WHAT YOU HAVE TO DO:
Bring together all lines of the material below that contain the string "support".

DATA PROVIDED:
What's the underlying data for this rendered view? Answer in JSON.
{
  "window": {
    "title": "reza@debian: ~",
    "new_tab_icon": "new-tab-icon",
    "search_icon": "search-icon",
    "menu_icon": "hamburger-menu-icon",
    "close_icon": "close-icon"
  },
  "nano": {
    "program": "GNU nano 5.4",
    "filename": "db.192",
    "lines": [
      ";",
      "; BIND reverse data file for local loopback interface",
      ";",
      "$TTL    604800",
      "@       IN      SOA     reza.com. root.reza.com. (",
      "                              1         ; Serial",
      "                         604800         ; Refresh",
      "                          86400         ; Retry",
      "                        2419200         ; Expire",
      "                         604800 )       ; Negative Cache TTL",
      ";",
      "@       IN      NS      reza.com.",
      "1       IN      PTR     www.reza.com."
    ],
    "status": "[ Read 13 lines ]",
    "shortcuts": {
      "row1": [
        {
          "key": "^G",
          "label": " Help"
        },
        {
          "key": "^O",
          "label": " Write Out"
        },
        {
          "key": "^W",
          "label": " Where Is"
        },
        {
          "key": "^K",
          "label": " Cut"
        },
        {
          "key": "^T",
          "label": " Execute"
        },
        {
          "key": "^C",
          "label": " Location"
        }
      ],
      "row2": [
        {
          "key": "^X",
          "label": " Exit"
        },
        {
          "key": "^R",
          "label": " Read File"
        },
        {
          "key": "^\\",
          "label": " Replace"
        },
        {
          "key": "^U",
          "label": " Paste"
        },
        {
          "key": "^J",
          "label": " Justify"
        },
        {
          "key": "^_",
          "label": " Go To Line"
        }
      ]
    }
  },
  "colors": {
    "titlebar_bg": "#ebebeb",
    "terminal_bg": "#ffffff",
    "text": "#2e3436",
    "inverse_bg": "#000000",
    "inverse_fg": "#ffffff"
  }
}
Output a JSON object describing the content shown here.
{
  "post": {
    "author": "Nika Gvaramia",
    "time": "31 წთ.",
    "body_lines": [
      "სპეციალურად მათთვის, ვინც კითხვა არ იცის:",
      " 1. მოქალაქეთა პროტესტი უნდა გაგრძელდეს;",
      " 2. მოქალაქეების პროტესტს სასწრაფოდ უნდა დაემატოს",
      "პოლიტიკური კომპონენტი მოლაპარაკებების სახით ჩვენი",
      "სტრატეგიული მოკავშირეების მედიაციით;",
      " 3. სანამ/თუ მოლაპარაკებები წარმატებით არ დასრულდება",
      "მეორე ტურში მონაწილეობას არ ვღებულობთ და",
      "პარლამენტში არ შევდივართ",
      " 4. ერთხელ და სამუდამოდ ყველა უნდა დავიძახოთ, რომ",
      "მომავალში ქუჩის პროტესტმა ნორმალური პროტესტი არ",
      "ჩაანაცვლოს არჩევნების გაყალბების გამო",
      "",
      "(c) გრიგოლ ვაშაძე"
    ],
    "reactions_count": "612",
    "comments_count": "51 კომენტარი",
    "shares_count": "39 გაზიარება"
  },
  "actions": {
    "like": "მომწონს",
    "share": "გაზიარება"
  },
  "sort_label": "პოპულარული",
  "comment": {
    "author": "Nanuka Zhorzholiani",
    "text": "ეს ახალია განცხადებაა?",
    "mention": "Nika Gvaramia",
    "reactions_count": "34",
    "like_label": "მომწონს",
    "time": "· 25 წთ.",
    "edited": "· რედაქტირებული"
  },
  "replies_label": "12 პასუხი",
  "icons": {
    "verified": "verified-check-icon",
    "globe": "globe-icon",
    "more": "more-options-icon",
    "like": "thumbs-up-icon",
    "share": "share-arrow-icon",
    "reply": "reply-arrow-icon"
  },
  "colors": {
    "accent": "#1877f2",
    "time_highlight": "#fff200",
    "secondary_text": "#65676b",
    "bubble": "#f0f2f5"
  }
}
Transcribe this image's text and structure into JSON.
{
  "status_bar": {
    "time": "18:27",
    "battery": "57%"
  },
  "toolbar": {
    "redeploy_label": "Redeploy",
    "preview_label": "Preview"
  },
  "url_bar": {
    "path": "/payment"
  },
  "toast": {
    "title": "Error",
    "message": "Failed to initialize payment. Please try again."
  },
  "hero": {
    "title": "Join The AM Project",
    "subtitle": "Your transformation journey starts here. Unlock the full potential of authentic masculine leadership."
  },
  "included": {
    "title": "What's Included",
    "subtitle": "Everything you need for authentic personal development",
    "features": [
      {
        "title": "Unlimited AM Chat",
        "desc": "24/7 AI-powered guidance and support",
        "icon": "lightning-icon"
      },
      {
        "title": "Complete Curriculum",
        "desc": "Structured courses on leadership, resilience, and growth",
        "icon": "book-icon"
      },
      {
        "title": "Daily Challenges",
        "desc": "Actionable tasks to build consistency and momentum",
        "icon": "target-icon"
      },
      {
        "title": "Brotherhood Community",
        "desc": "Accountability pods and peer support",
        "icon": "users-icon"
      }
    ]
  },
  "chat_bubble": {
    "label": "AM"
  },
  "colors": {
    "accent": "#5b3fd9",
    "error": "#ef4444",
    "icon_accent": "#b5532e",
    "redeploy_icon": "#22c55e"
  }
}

THE SOLUTION:
        "desc": "24/7 AI-powered guidance and support",
        "desc": "Accountability pods and peer support",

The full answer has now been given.